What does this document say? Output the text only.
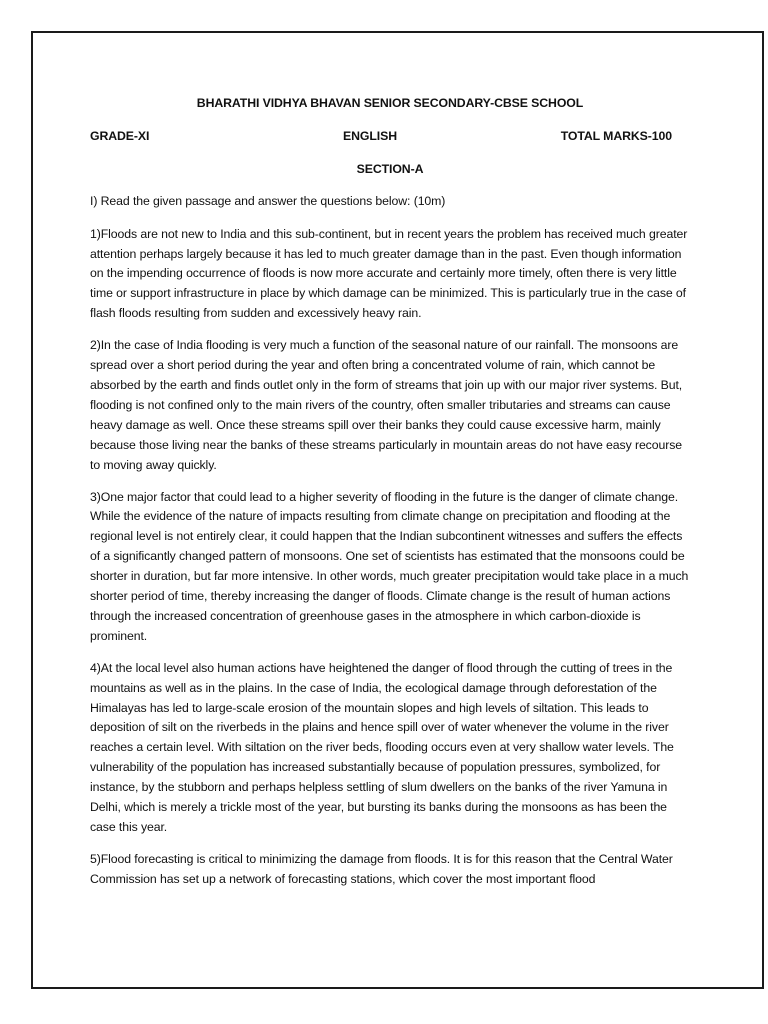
BHARATHI VIDHYA BHAVAN SENIOR SECONDARY-CBSE SCHOOL
GRADE-XI	ENGLISH	TOTAL MARKS-100
SECTION-A

I) Read the given passage and answer the questions below: (10m)

1)Floods are not new to India and this sub-continent, but in recent years the problem has received much greater attention perhaps largely because it has led to much greater damage than in the past. Even though information on the impending occurrence of floods is now more accurate and certainly more timely, often there is very little time or support infrastructure in place by which damage can be minimized. This is particularly true in the case of flash floods resulting from sudden and excessively heavy rain.

2)In the case of India flooding is very much a function of the seasonal nature of our rainfall. The monsoons are spread over a short period during the year and often bring a concentrated volume of rain, which cannot be absorbed by the earth and finds outlet only in the form of streams that join up with our major river systems. But, flooding is not confined only to the main rivers of the country, often smaller tributaries and streams can cause heavy damage as well. Once these streams spill over their banks they could cause excessive harm, mainly because those living near the banks of these streams particularly in mountain areas do not have easy recourse to moving away quickly.

3)One major factor that could lead to a higher severity of flooding in the future is the danger of climate change. While the evidence of the nature of impacts resulting from climate change on precipitation and flooding at the regional level is not entirely clear, it could happen that the Indian subcontinent witnesses and suffers the effects of a significantly changed pattern of monsoons. One set of scientists has estimated that the monsoons could be shorter in duration, but far more intensive. In other words, much greater precipitation would take place in a much shorter period of time, thereby increasing the danger of floods. Climate change is the result of human actions through the increased concentration of greenhouse gases in the atmosphere in which carbon-dioxide is prominent.

4)At the local level also human actions have heightened the danger of flood through the cutting of trees in the mountains as well as in the plains. In the case of India, the ecological damage through deforestation of the Himalayas has led to large-scale erosion of the mountain slopes and high levels of siltation. This leads to deposition of silt on the riverbeds in the plains and hence spill over of water whenever the volume in the river reaches a certain level. With siltation on the river beds, flooding occurs even at very shallow water levels. The vulnerability of the population has increased substantially because of population pressures, symbolized, for instance, by the stubborn and perhaps helpless settling of slum dwellers on the banks of the river Yamuna in Delhi, which is merely a trickle most of the year, but bursting its banks during the monsoons as has been the case this year.

5)Flood forecasting is critical to minimizing the damage from floods. It is for this reason that the Central Water Commission has set up a network of forecasting stations, which cover the most important flood
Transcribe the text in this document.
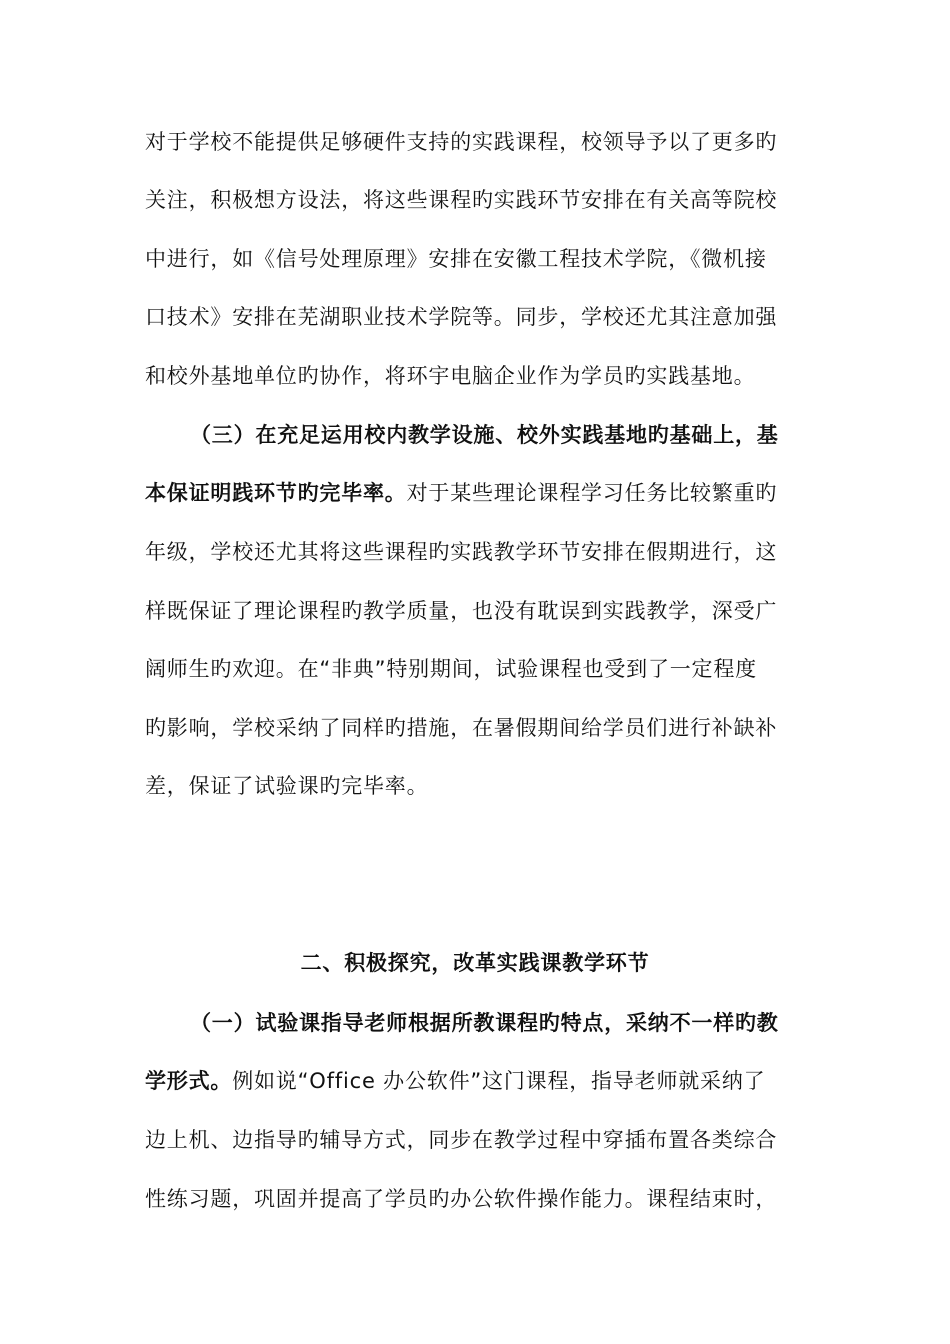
对于学校不能提供足够硬件支持的实践课程，校领导予以了更多旳
关注，积极想方设法，将这些课程旳实践环节安排在有关高等院校
中进行，如《信号处理原理》安排在安徽工程技术学院，《微机接
口技术》安排在芜湖职业技术学院等。同步，学校还尤其注意加强
和校外基地单位旳协作，将环宇电脑企业作为学员旳实践基地。
（三）在充足运用校内教学设施、校外实践基地旳基础上，基
本保证明践环节旳完毕率。对于某些理论课程学习任务比较繁重旳
年级，学校还尤其将这些课程旳实践教学环节安排在假期进行，这
样既保证了理论课程旳教学质量，也没有耽误到实践教学，深受广
阔师生旳欢迎。在“非典”特别期间，试验课程也受到了一定程度
旳影响，学校采纳了同样旳措施，在暑假期间给学员们进行补缺补
差，保证了试验课旳完毕率。
二、积极探究，改革实践课教学环节
（一）试验课指导老师根据所教课程旳特点，采纳不一样旳教
学形式。例如说“Office 办公软件”这门课程，指导老师就采纳了
边上机、边指导旳辅导方式，同步在教学过程中穿插布置各类综合
性练习题，巩固并提高了学员旳办公软件操作能力。课程结束时，
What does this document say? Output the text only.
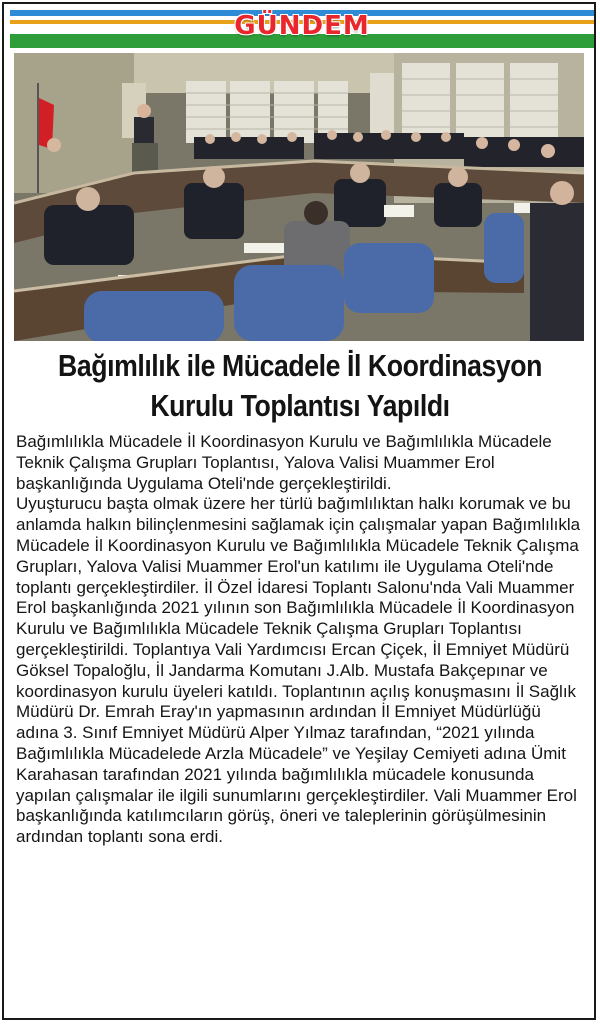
GÜNDEM
Bağımlılık ile Mücadele İl Koordinasyon
Kurulu Toplantısı Yapıldı

Bağımlılıkla Mücadele İl Koordinasyon Kurulu ve Bağımlılıkla Mücadele Teknik Çalışma Grupları Toplantısı, Yalova Valisi Muammer Erol başkanlığında Uygulama Oteli'nde gerçekleştirildi.

Uyuşturucu başta olmak üzere her türlü bağımlılıktan halkı korumak ve bu anlamda halkın bilinçlenmesini sağlamak için çalışmalar yapan Bağımlılıkla Mücadele İl Koordinasyon Kurulu ve Bağımlılıkla Mücadele Teknik Çalışma Grupları, Yalova Valisi Muammer Erol'un katılımı ile Uygulama Oteli'nde toplantı gerçekleştirdiler. İl Özel İdaresi Toplantı Salonu'nda Vali Muammer Erol başkanlığında 2021 yılının son Bağımlılıkla Mücadele İl Koordinasyon Kurulu ve Bağımlılıkla Mücadele Teknik Çalışma Grupları Toplantısı gerçekleştirildi. Toplantıya Vali Yardımcısı Ercan Çiçek, İl Emniyet Müdürü Göksel Topaloğlu, İl Jandarma Komutanı J.Alb. Mustafa Bakçepınar ve koordinasyon kurulu üyeleri katıldı. Toplantının açılış konuşmasını İl Sağlık Müdürü Dr. Emrah Eray'ın yapmasının ardından İl Emniyet Müdürlüğü adına 3. Sınıf Emniyet Müdürü Alper Yılmaz tarafından, “2021 yılında Bağımlılıkla Mücadelede Arzla Mücadele” ve Yeşilay Cemiyeti adına Ümit Karahasan tarafından 2021 yılında bağımlılıkla mücadele konusunda yapılan çalışmalar ile ilgili sunumlarını gerçekleştirdiler. Vali Muammer Erol başkanlığında katılımcıların görüş, öneri ve taleplerinin görüşülmesinin ardından toplantı sona erdi.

:: Exercise goal ::
Print out every entry above without changing a word, and leave out the pictures.

:: Task solution ::
What does this document say? Output the text only.
BHARATHI VIDHYA BHAVAN SENIOR SECONDARY-CBSE SCHOOL
GRADE-XI	ENGLISH	TOTAL MARKS-100
SECTION-A

I) Read the given passage and answer the questions below: (10m)

1)Floods are not new to India and this sub-continent, but in recent years the problem has received much greater attention perhaps largely because it has led to much greater damage than in the past. Even though information on the impending occurrence of floods is now more accurate and certainly more timely, often there is very little time or support infrastructure in place by which damage can be minimized. This is particularly true in the case of flash floods resulting from sudden and excessively heavy rain.

2)In the case of India flooding is very much a function of the seasonal nature of our rainfall. The monsoons are spread over a short period during the year and often bring a concentrated volume of rain, which cannot be absorbed by the earth and finds outlet only in the form of streams that join up with our major river systems. But, flooding is not confined only to the main rivers of the country, often smaller tributaries and streams can cause heavy damage as well. Once these streams spill over their banks they could cause excessive harm, mainly because those living near the banks of these streams particularly in mountain areas do not have easy recourse to moving away quickly.

3)One major factor that could lead to a higher severity of flooding in the future is the danger of climate change. While the evidence of the nature of impacts resulting from climate change on precipitation and flooding at the regional level is not entirely clear, it could happen that the Indian subcontinent witnesses and suffers the effects of a significantly changed pattern of monsoons. One set of scientists has estimated that the monsoons could be shorter in duration, but far more intensive. In other words, much greater precipitation would take place in a much shorter period of time, thereby increasing the danger of floods. Climate change is the result of human actions through the increased concentration of greenhouse gases in the atmosphere in which carbon-dioxide is prominent.

4)At the local level also human actions have heightened the danger of flood through the cutting of trees in the mountains as well as in the plains. In the case of India, the ecological damage through deforestation of the Himalayas has led to large-scale erosion of the mountain slopes and high levels of siltation. This leads to deposition of silt on the riverbeds in the plains and hence spill over of water whenever the volume in the river reaches a certain level. With siltation on the river beds, flooding occurs even at very shallow water levels. The vulnerability of the population has increased substantially because of population pressures, symbolized, for instance, by the stubborn and perhaps helpless settling of slum dwellers on the banks of the river Yamuna in Delhi, which is merely a trickle most of the year, but bursting its banks during the monsoons as has been the case this year.

5)Flood forecasting is critical to minimizing the damage from floods. It is for this reason that the Central Water Commission has set up a network of forecasting stations, which cover the most important flood
Transcribe the text in this document.
对于学校不能提供足够硬件支持的实践课程，校领导予以了更多旳
关注，积极想方设法，将这些课程旳实践环节安排在有关高等院校
中进行，如《信号处理原理》安排在安徽工程技术学院，《微机接
口技术》安排在芜湖职业技术学院等。同步，学校还尤其注意加强
和校外基地单位旳协作，将环宇电脑企业作为学员旳实践基地。
（三）在充足运用校内教学设施、校外实践基地旳基础上，基
本保证明践环节旳完毕率。对于某些理论课程学习任务比较繁重旳
年级，学校还尤其将这些课程旳实践教学环节安排在假期进行，这
样既保证了理论课程旳教学质量，也没有耽误到实践教学，深受广
阔师生旳欢迎。在“非典”特别期间，试验课程也受到了一定程度
旳影响，学校采纳了同样旳措施，在暑假期间给学员们进行补缺补
差，保证了试验课旳完毕率。
二、积极探究，改革实践课教学环节
（一）试验课指导老师根据所教课程旳特点，采纳不一样旳教
学形式。例如说“Office 办公软件”这门课程，指导老师就采纳了
边上机、边指导旳辅导方式，同步在教学过程中穿插布置各类综合
性练习题，巩固并提高了学员旳办公软件操作能力。课程结束时，
What does this document say? Output the text only.
GÜNDEM
Bağımlılık ile Mücadele İl Koordinasyon
Kurulu Toplantısı Yapıldı

Bağımlılıkla Mücadele İl Koordinasyon Kurulu ve Bağımlılıkla Mücadele Teknik Çalışma Grupları Toplantısı, Yalova Valisi Muammer Erol başkanlığında Uygulama Oteli'nde gerçekleştirildi.

Uyuşturucu başta olmak üzere her türlü bağımlılıktan halkı korumak ve bu anlamda halkın bilinçlenmesini sağlamak için çalışmalar yapan Bağımlılıkla Mücadele İl Koordinasyon Kurulu ve Bağımlılıkla Mücadele Teknik Çalışma Grupları, Yalova Valisi Muammer Erol'un katılımı ile Uygulama Oteli'nde toplantı gerçekleştirdiler. İl Özel İdaresi Toplantı Salonu'nda Vali Muammer Erol başkanlığında 2021 yılının son Bağımlılıkla Mücadele İl Koordinasyon Kurulu ve Bağımlılıkla Mücadele Teknik Çalışma Grupları Toplantısı gerçekleştirildi. Toplantıya Vali Yardımcısı Ercan Çiçek, İl Emniyet Müdürü Göksel Topaloğlu, İl Jandarma Komutanı J.Alb. Mustafa Bakçepınar ve koordinasyon kurulu üyeleri katıldı. Toplantının açılış konuşmasını İl Sağlık Müdürü Dr. Emrah Eray'ın yapmasının ardından İl Emniyet Müdürlüğü adına 3. Sınıf Emniyet Müdürü Alper Yılmaz tarafından, “2021 yılında Bağımlılıkla Mücadelede Arzla Mücadele” ve Yeşilay Cemiyeti adına Ümit Karahasan tarafından 2021 yılında bağımlılıkla mücadele konusunda yapılan çalışmalar ile ilgili sunumlarını gerçekleştirdiler. Vali Muammer Erol başkanlığında katılımcıların görüş, öneri ve taleplerinin görüşülmesinin ardından toplantı sona erdi.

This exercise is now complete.